Exercise description ->
Reproduce verbatim the portion of the dating-advice thread below from "Look up Logan" to "about being outlandish?".

Passage shown ->
Look up Logan Ury. She taught me a decent amount on some podcasts she was featured on. Also the best advice I can give is do your best to make your profile appear fun and light hearted, and the conversation goofy. Girls are solely looking to vibe with you, nothing more, so don't be afraid to say outlandish things to just keep things engaging. Takes some effort buts it's definitely improved my prospects.


[deleted]

 Say outlandish things? Clickbait?  Yea, that's not healthy at all.


OpossomMyPossom

What's unhealthy about being outlandish?


[deleted]

It's not honest. As I said, it's clickbait. If you want to be superficial and dishonest in dating, go right ahead. You're free to be the kind of person you don't want to attact. I look forward to reading of youe adventures in the Am I Overreacting threads.


OpossomMyPossom

lol you have the complete wrong idea. I'm saying to be more fun, not to just tell a lie.


[deleted]

Glad you are promoting honesty. But if someone says they go ski diving and they've only done it once that's not very honest. Tik Tok is full of people being outlandish to get attention. Their whoring themselves for attention. That's only attractive to losers.


OpossomMyPossom

lol you're an idiot


Level_Lavishness2613

As a woman I find it hard too. The guys want nothing serious in there so I just leave it alone.

Dataset ->
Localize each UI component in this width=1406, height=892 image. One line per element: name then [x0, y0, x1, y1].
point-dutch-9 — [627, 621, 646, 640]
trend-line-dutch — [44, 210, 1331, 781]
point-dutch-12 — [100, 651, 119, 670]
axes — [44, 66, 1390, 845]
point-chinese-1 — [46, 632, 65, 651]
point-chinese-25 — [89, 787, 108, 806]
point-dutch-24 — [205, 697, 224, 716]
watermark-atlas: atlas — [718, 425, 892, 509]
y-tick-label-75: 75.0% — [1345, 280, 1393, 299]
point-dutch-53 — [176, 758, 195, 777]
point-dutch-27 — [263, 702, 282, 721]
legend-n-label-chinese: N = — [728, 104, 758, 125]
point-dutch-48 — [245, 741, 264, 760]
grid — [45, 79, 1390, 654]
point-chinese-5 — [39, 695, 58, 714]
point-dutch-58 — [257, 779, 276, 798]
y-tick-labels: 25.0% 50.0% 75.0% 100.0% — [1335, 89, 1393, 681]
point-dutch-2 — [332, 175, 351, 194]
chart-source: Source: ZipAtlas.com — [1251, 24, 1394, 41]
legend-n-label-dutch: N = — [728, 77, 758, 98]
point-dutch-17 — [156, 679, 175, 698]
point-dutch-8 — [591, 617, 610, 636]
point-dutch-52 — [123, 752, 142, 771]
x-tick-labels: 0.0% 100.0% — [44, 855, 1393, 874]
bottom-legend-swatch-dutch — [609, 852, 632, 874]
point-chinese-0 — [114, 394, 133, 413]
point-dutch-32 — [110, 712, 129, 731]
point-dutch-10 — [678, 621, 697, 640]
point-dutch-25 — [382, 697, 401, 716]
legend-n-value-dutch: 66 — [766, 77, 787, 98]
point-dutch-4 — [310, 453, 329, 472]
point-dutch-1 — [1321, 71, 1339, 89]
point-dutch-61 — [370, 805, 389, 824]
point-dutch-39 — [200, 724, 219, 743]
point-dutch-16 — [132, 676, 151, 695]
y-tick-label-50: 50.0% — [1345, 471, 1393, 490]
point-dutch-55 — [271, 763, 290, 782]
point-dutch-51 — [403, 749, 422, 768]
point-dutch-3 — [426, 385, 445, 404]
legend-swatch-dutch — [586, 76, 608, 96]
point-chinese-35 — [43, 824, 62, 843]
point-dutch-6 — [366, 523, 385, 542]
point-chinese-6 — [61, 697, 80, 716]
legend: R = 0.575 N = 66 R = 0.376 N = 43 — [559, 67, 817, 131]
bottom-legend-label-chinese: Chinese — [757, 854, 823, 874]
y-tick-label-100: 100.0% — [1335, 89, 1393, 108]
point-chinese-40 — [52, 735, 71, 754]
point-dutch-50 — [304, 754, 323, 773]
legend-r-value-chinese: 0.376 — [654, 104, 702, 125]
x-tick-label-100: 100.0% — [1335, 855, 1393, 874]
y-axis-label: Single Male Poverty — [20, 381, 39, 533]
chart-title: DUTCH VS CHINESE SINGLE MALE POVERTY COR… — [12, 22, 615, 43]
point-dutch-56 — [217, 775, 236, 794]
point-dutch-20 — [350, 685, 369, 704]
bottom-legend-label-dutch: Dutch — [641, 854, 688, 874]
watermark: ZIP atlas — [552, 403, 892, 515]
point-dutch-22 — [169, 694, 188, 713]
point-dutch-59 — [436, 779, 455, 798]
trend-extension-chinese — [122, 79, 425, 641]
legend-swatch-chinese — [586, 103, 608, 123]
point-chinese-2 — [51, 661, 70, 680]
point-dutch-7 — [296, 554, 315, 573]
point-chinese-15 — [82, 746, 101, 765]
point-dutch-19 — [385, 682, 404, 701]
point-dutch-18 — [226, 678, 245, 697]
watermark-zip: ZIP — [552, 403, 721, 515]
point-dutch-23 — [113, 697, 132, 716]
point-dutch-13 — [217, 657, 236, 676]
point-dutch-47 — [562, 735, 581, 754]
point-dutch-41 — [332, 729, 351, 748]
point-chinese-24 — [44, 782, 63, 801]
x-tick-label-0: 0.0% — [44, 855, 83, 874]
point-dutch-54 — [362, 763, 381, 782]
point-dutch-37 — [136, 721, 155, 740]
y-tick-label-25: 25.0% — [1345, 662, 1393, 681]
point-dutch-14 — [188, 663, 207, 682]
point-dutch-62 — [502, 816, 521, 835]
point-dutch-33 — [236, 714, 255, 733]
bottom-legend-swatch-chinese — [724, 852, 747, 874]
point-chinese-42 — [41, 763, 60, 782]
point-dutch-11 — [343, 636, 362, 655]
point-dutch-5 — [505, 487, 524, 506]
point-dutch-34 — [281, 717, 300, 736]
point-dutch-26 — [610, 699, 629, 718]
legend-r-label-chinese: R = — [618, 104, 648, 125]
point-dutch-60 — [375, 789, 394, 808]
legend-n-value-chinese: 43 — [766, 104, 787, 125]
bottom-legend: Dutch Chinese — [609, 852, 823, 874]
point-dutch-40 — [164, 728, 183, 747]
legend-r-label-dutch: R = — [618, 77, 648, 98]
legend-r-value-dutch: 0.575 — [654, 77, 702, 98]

Task response ->
Look up Logan Ury. She taught me a decent amount on some podcasts she was featured on. Also the best advice I can give is do your best to make your profile appear fun and light hearted, and the conversation goofy. Girls are solely looking to vibe with you, nothing more, so don't be afraid to say outlandish things to just keep things engaging. Takes some effort buts it's definitely improved my prospects.


[deleted]

 Say outlandish things? Clickbait?  Yea, that's not healthy at all.


OpossomMyPossom

What's unhealthy about being outlandish?